◆ Task to complete
Repeat the material exactly as it appears.

◆ Input records
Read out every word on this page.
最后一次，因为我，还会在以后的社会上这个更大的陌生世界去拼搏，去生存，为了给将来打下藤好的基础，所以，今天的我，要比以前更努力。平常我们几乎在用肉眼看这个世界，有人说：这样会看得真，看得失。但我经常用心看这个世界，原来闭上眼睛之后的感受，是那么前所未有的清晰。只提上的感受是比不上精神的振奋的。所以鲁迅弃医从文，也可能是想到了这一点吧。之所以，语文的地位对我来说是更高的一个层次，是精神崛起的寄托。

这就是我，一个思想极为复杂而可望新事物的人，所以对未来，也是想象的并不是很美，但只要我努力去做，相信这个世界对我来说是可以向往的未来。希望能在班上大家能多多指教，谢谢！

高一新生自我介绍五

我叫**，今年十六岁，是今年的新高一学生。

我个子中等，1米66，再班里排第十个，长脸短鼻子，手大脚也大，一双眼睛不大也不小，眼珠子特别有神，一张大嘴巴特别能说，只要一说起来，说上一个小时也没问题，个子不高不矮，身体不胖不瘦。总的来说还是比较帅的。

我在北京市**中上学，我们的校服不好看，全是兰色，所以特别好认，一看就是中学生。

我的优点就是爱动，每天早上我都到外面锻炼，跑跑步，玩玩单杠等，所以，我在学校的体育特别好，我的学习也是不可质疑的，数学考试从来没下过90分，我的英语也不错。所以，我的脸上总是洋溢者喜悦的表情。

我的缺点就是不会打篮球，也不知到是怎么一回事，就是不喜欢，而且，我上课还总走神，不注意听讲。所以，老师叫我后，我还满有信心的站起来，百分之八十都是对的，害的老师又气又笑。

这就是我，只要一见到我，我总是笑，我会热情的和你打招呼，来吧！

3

◆ Correct output
Read out every word on this page.
最后一次，因为我，还会在以后的社会上这个更大的陌生世界去拼搏，去生存，为了给将来打下藤好的基础，所以，今天的我，要比以前更努力。平常我们几乎在用肉眼看这个世界，有人说：这样会看得真，看得失。但我经常用心看这个世界，原来闭上眼睛之后的感受，是那么前所未有的清晰。只提上的感受是比不上精神的振奋的。所以鲁迅弃医从文，也可能是想到了这一点吧。之所以，语文的地位对我来说是更高的一个层次，是精神崛起的寄托。

这就是我，一个思想极为复杂而可望新事物的人，所以对未来，也是想象的并不是很美，但只要我努力去做，相信这个世界对我来说是可以向往的未来。希望能在班上大家能多多指教，谢谢！

高一新生自我介绍五

我叫**，今年十六岁，是今年的新高一学生。

我个子中等，1米66，再班里排第十个，长脸短鼻子，手大脚也大，一双眼睛不大也不小，眼珠子特别有神，一张大嘴巴特别能说，只要一说起来，说上一个小时也没问题，个子不高不矮，身体不胖不瘦。总的来说还是比较帅的。

我在北京市**中上学，我们的校服不好看，全是兰色，所以特别好认，一看就是中学生。

我的优点就是爱动，每天早上我都到外面锻炼，跑跑步，玩玩单杠等，所以，我在学校的体育特别好，我的学习也是不可质疑的，数学考试从来没下过90分，我的英语也不错。所以，我的脸上总是洋溢者喜悦的表情。

我的缺点就是不会打篮球，也不知到是怎么一回事，就是不喜欢，而且，我上课还总走神，不注意听讲。所以，老师叫我后，我还满有信心的站起来，百分之八十都是对的，害的老师又气又笑。

这就是我，只要一见到我，我总是笑，我会热情的和你打招呼，来吧！

3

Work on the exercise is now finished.